Work required: Pictures do not belong in the copy. Write out exactly the lines from the one containing "What's the underlying" through the end of the data.

-- Begin Dataset --

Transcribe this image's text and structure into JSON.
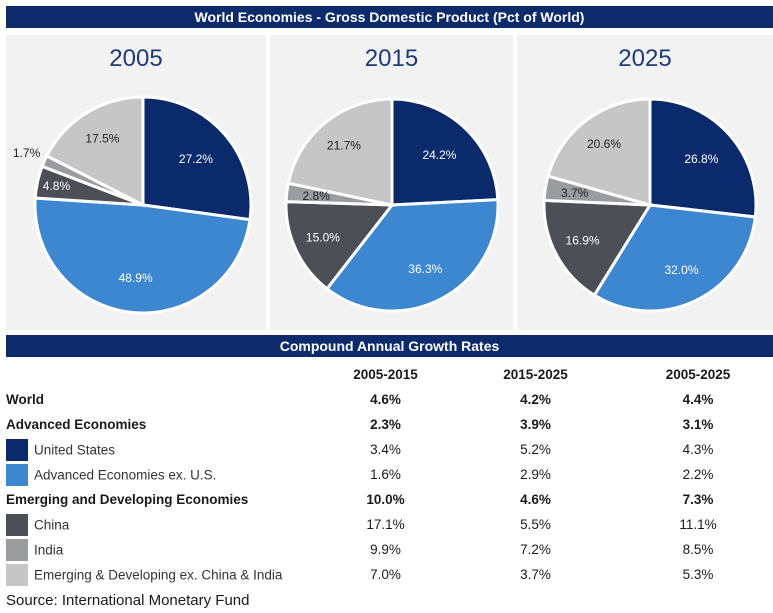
{
  "title": "World Economies - Gross Domestic Product (Pct of World)",
  "colors": {
    "banner": "#0d2b6b",
    "us": "#0b2a6b",
    "adv_ex_us": "#3d86d0",
    "china": "#4d4f56",
    "india": "#9b9ca0",
    "em_ex": "#c6c6c6"
  },
  "chart_data": [
    {
      "type": "pie",
      "title": "2005",
      "slices": [
        {
          "label": "United States",
          "value": 27.2,
          "text": "27.2%",
          "color": "#0b2a6b"
        },
        {
          "label": "Advanced Economies ex. U.S.",
          "value": 48.9,
          "text": "48.9%",
          "color": "#3d86d0"
        },
        {
          "label": "China",
          "value": 4.8,
          "text": "4.8%",
          "color": "#4d4f56"
        },
        {
          "label": "India",
          "value": 1.7,
          "text": "1.7%",
          "color": "#9b9ca0"
        },
        {
          "label": "Emerging & Developing ex. China & India",
          "value": 17.5,
          "text": "17.5%",
          "color": "#c6c6c6"
        }
      ]
    },
    {
      "type": "pie",
      "title": "2015",
      "slices": [
        {
          "label": "United States",
          "value": 24.2,
          "text": "24.2%",
          "color": "#0b2a6b"
        },
        {
          "label": "Advanced Economies ex. U.S.",
          "value": 36.3,
          "text": "36.3%",
          "color": "#3d86d0"
        },
        {
          "label": "China",
          "value": 15.0,
          "text": "15.0%",
          "color": "#4d4f56"
        },
        {
          "label": "India",
          "value": 2.8,
          "text": "2.8%",
          "color": "#9b9ca0"
        },
        {
          "label": "Emerging & Developing ex. China & India",
          "value": 21.7,
          "text": "21.7%",
          "color": "#c6c6c6"
        }
      ]
    },
    {
      "type": "pie",
      "title": "2025",
      "slices": [
        {
          "label": "United States",
          "value": 26.8,
          "text": "26.8%",
          "color": "#0b2a6b"
        },
        {
          "label": "Advanced Economies ex. U.S.",
          "value": 32.0,
          "text": "32.0%",
          "color": "#3d86d0"
        },
        {
          "label": "China",
          "value": 16.9,
          "text": "16.9%",
          "color": "#4d4f56"
        },
        {
          "label": "India",
          "value": 3.7,
          "text": "3.7%",
          "color": "#9b9ca0"
        },
        {
          "label": "Emerging & Developing ex. China & India",
          "value": 20.6,
          "text": "20.6%",
          "color": "#c6c6c6"
        }
      ]
    }
  ],
  "growth": {
    "title": "Compound Annual Growth Rates",
    "columns": [
      "2005-2015",
      "2015-2025",
      "2005-2025"
    ],
    "rows": [
      {
        "label": "World",
        "values": [
          "4.6%",
          "4.2%",
          "4.4%"
        ]
      },
      {
        "label": "Advanced Economies",
        "values": [
          "2.3%",
          "3.9%",
          "3.1%"
        ]
      },
      {
        "label": "United States",
        "values": [
          "3.4%",
          "5.2%",
          "4.3%"
        ],
        "color": "#0b2a6b"
      },
      {
        "label": "Advanced Economies ex. U.S.",
        "values": [
          "1.6%",
          "2.9%",
          "2.2%"
        ],
        "color": "#3d86d0"
      },
      {
        "label": "Emerging and Developing Economies",
        "values": [
          "10.0%",
          "4.6%",
          "7.3%"
        ]
      },
      {
        "label": "China",
        "values": [
          "17.1%",
          "5.5%",
          "11.1%"
        ],
        "color": "#4d4f56"
      },
      {
        "label": "India",
        "values": [
          "9.9%",
          "7.2%",
          "8.5%"
        ],
        "color": "#9b9ca0"
      },
      {
        "label": "Emerging & Developing ex. China & India",
        "values": [
          "7.0%",
          "3.7%",
          "5.3%"
        ],
        "color": "#c6c6c6"
      }
    ]
  },
  "source": "Source: International Monetary Fund"
}
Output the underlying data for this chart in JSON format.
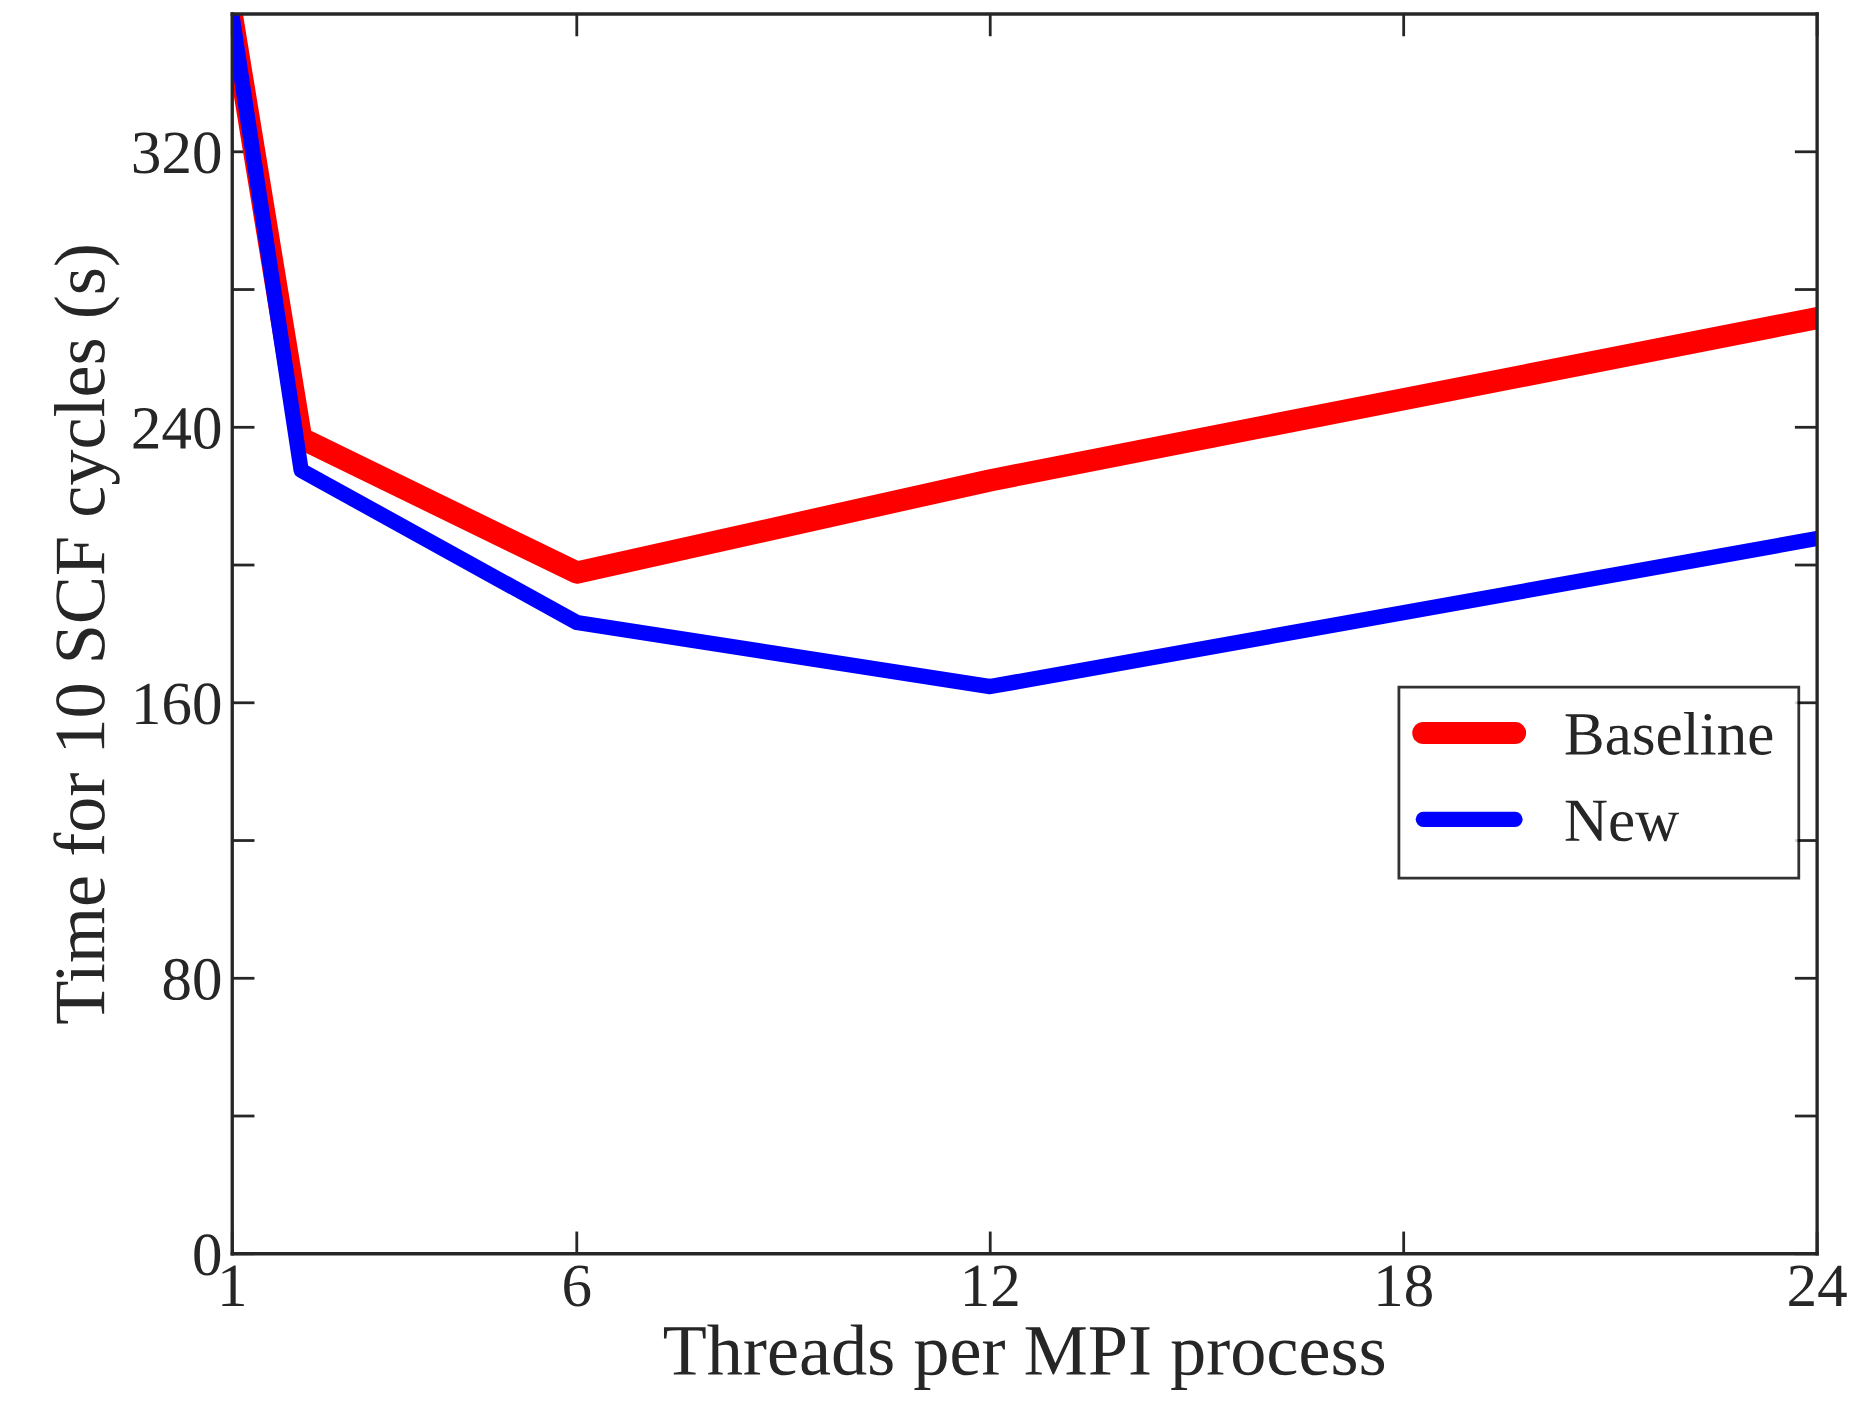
{
  "chart_data": {
    "type": "line",
    "xlabel": "Threads per MPI process",
    "ylabel": "Time for 10 SCF cycles (s)",
    "x": [
      1,
      2,
      6,
      12,
      24
    ],
    "series": [
      {
        "name": "Baseline",
        "color": "#ff0000",
        "values": [
          359,
          236.8,
          197.8,
          224.6,
          271.7
        ]
      },
      {
        "name": "New",
        "color": "#0000ff",
        "values": [
          359,
          227.5,
          183.3,
          164.7,
          207.7
        ]
      }
    ],
    "xlim": [
      1,
      24
    ],
    "ylim": [
      0,
      360
    ],
    "xticks": [
      1,
      6,
      12,
      18,
      24
    ],
    "yticks": [
      0,
      {
        "value": 40,
        "label": null
      },
      80,
      {
        "value": 120,
        "label": null
      },
      160,
      {
        "value": 200,
        "label": null
      },
      240,
      {
        "value": 280,
        "label": null
      },
      320
    ],
    "grid": false,
    "legend": "right",
    "marker": "none",
    "line_style": "solid"
  }
}
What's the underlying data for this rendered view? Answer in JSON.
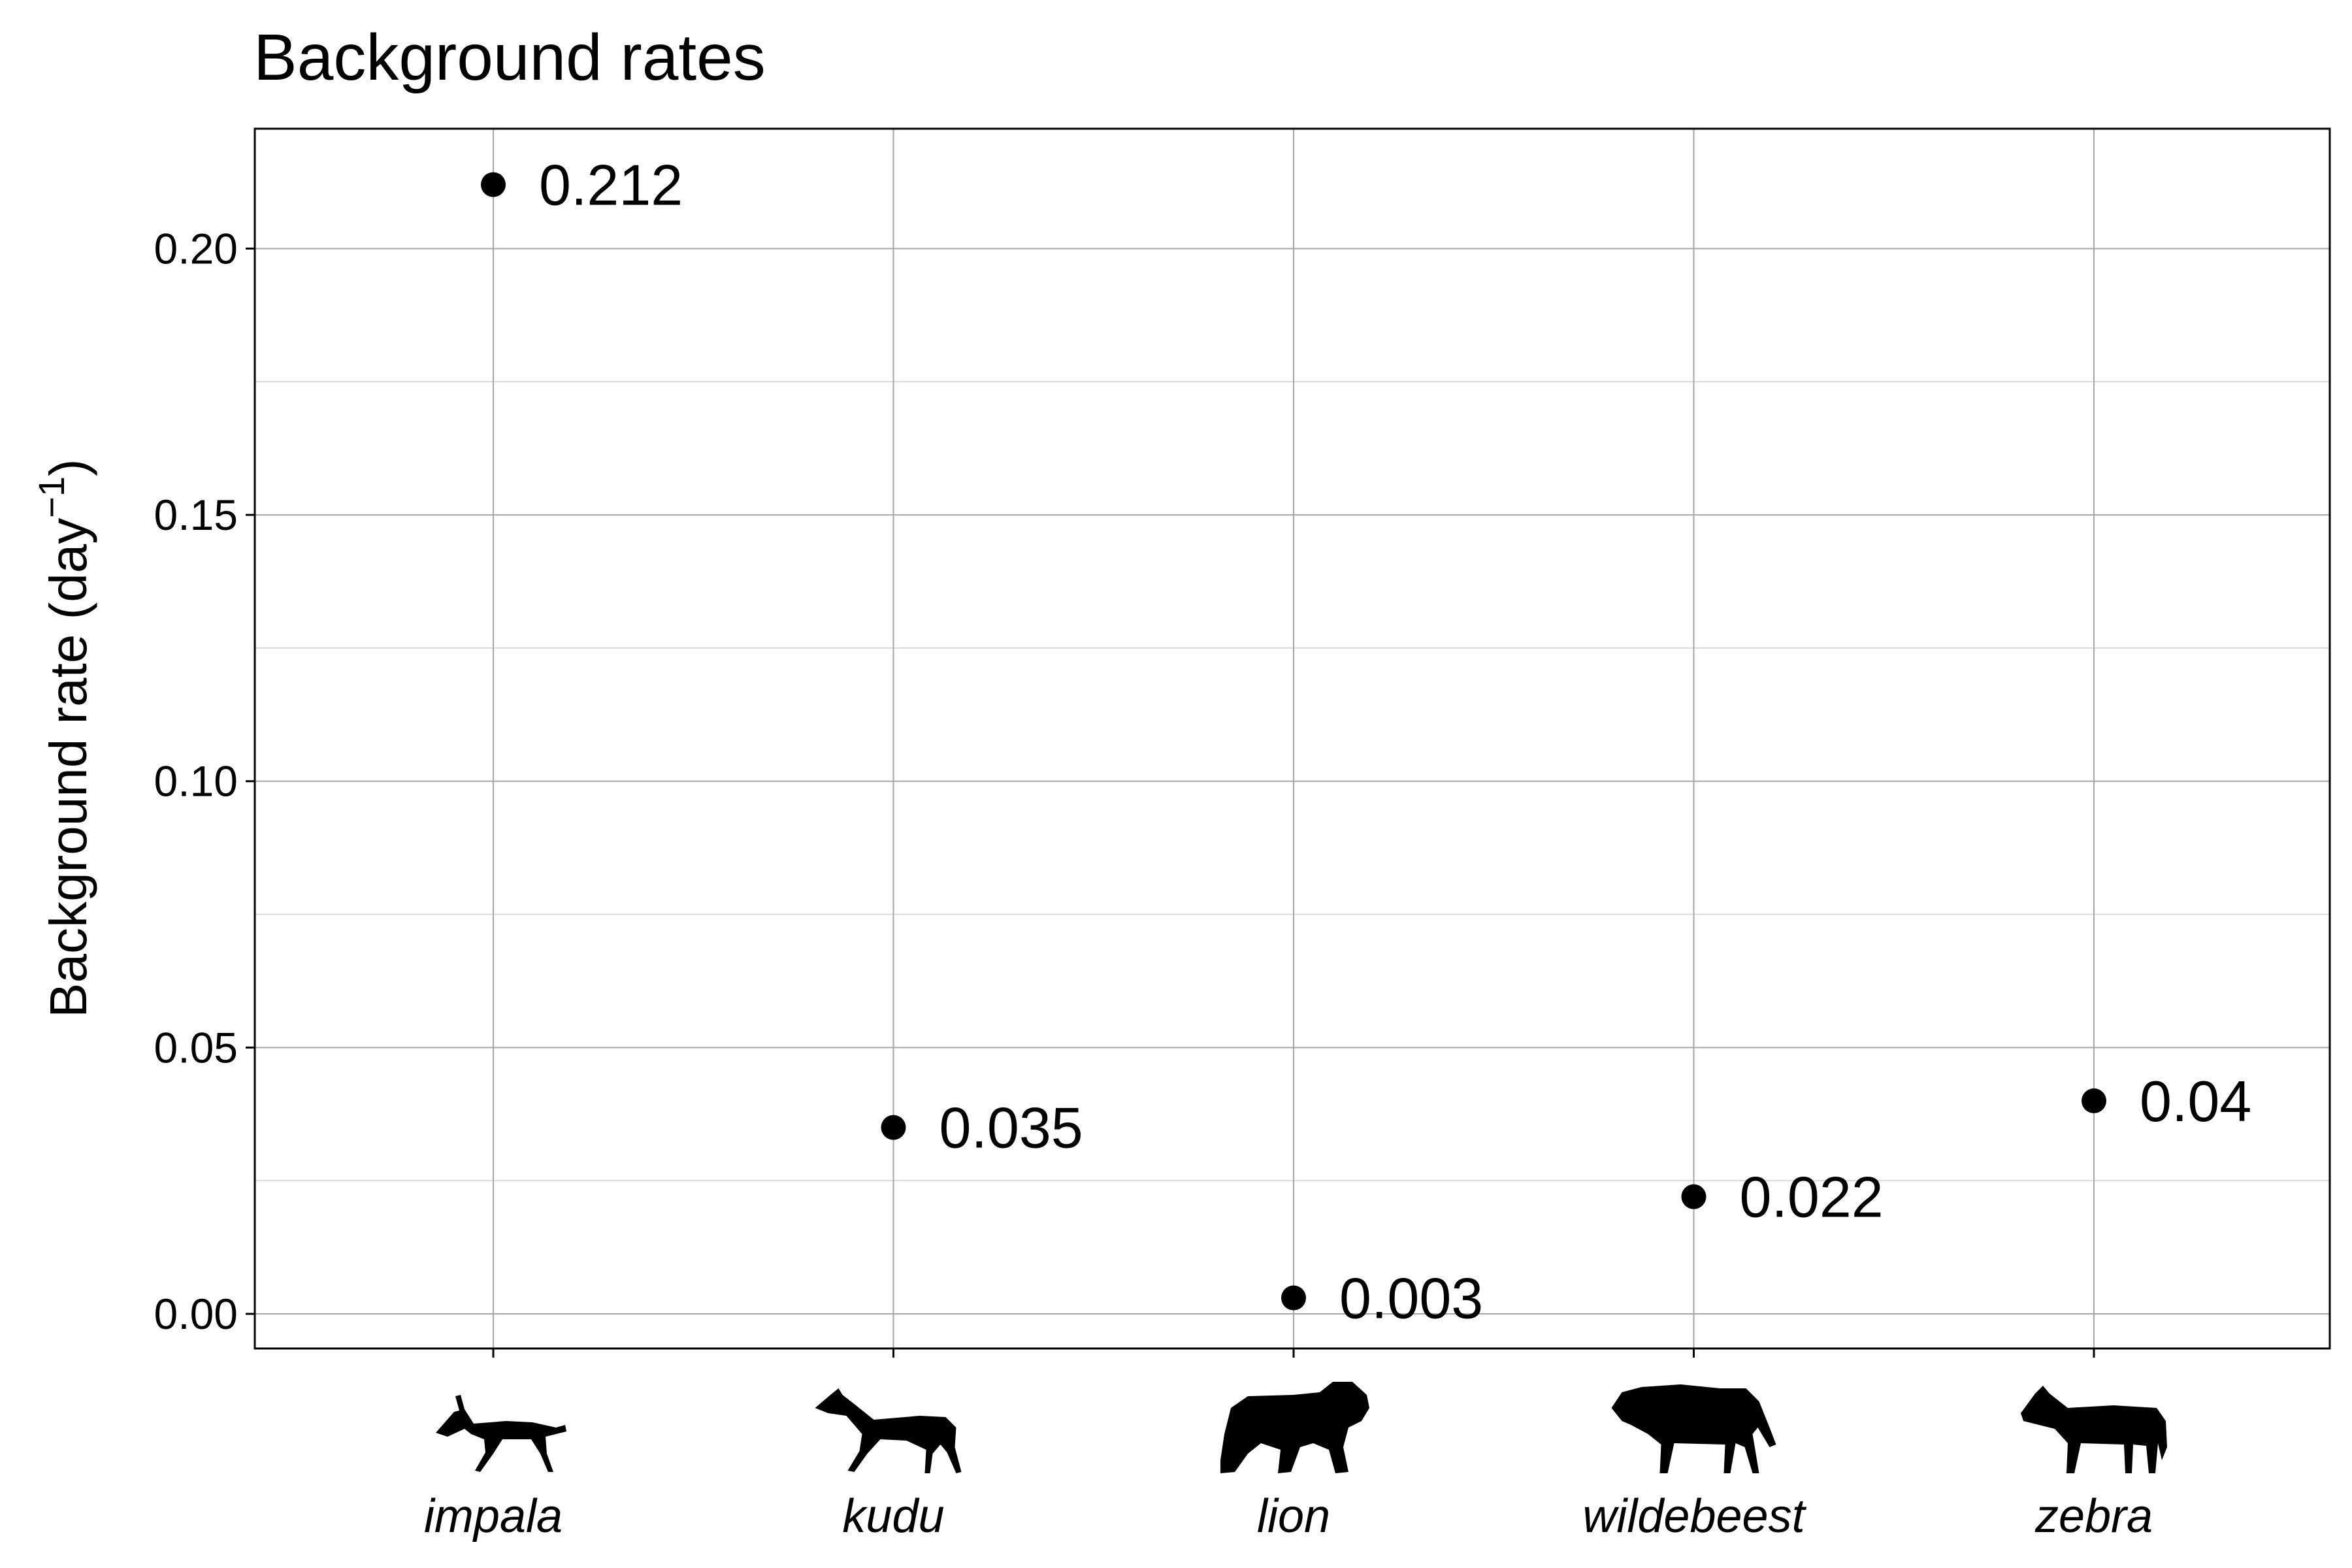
{
  "chart_data": {
    "type": "scatter",
    "title": "Background rates",
    "ylabel": "Background rate (day",
    "ylabel_sup": "−1",
    "ylabel_close": ")",
    "xlabel": "",
    "categories": [
      "impala",
      "kudu",
      "lion",
      "wildebeest",
      "zebra"
    ],
    "icons": [
      "impala-silhouette-icon",
      "kudu-silhouette-icon",
      "lion-silhouette-icon",
      "wildebeest-silhouette-icon",
      "zebra-silhouette-icon"
    ],
    "values": [
      0.212,
      0.035,
      0.003,
      0.022,
      0.04
    ],
    "data_labels": [
      "0.212",
      "0.035",
      "0.003",
      "0.022",
      "0.04"
    ],
    "ylim": [
      -0.0065,
      0.2225
    ],
    "yticks": [
      0.0,
      0.05,
      0.1,
      0.15,
      0.2
    ],
    "ytick_labels": [
      "0.00",
      "0.05",
      "0.10",
      "0.15",
      "0.20"
    ],
    "grid": true,
    "point_color": "#000000"
  }
}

-- End Dataset --

Complete output:
What's the underlying data for this rendered view? Answer in JSON.
{
  "chart_data": {
    "type": "scatter",
    "title": "Background rates",
    "ylabel": "Background rate (day",
    "ylabel_sup": "−1",
    "ylabel_close": ")",
    "xlabel": "",
    "categories": [
      "impala",
      "kudu",
      "lion",
      "wildebeest",
      "zebra"
    ],
    "icons": [
      "impala-silhouette-icon",
      "kudu-silhouette-icon",
      "lion-silhouette-icon",
      "wildebeest-silhouette-icon",
      "zebra-silhouette-icon"
    ],
    "values": [
      0.212,
      0.035,
      0.003,
      0.022,
      0.04
    ],
    "data_labels": [
      "0.212",
      "0.035",
      "0.003",
      "0.022",
      "0.04"
    ],
    "ylim": [
      -0.0065,
      0.2225
    ],
    "yticks": [
      0.0,
      0.05,
      0.1,
      0.15,
      0.2
    ],
    "ytick_labels": [
      "0.00",
      "0.05",
      "0.10",
      "0.15",
      "0.20"
    ],
    "grid": true,
    "point_color": "#000000"
  }
}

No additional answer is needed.